Raw records:

»»

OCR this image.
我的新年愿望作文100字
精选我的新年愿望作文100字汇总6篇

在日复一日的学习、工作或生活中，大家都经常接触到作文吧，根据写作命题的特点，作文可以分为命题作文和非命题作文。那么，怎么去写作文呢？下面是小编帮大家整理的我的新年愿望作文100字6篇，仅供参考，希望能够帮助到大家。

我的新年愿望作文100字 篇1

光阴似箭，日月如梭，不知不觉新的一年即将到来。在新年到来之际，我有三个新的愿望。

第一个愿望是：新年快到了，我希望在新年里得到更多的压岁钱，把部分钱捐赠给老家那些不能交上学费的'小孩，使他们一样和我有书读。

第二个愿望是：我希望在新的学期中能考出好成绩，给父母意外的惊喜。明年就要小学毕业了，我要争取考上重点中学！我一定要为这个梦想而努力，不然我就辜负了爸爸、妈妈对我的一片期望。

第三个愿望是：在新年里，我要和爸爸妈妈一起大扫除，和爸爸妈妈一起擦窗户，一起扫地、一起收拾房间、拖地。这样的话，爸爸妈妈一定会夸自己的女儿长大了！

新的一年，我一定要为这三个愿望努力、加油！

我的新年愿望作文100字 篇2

««

Retype the records in full. Keep every line identical to the original.

**The completed task**
OCR this image.
我的新年愿望作文100字
精选我的新年愿望作文100字汇总6篇

在日复一日的学习、工作或生活中，大家都经常接触到作文吧，根据写作命题的特点，作文可以分为命题作文和非命题作文。那么，怎么去写作文呢？下面是小编帮大家整理的我的新年愿望作文100字6篇，仅供参考，希望能够帮助到大家。

我的新年愿望作文100字 篇1

光阴似箭，日月如梭，不知不觉新的一年即将到来。在新年到来之际，我有三个新的愿望。

第一个愿望是：新年快到了，我希望在新年里得到更多的压岁钱，把部分钱捐赠给老家那些不能交上学费的'小孩，使他们一样和我有书读。

第二个愿望是：我希望在新的学期中能考出好成绩，给父母意外的惊喜。明年就要小学毕业了，我要争取考上重点中学！我一定要为这个梦想而努力，不然我就辜负了爸爸、妈妈对我的一片期望。

第三个愿望是：在新年里，我要和爸爸妈妈一起大扫除，和爸爸妈妈一起擦窗户，一起扫地、一起收拾房间、拖地。这样的话，爸爸妈妈一定会夸自己的女儿长大了！

新的一年，我一定要为这三个愿望努力、加油！

我的新年愿望作文100字 篇2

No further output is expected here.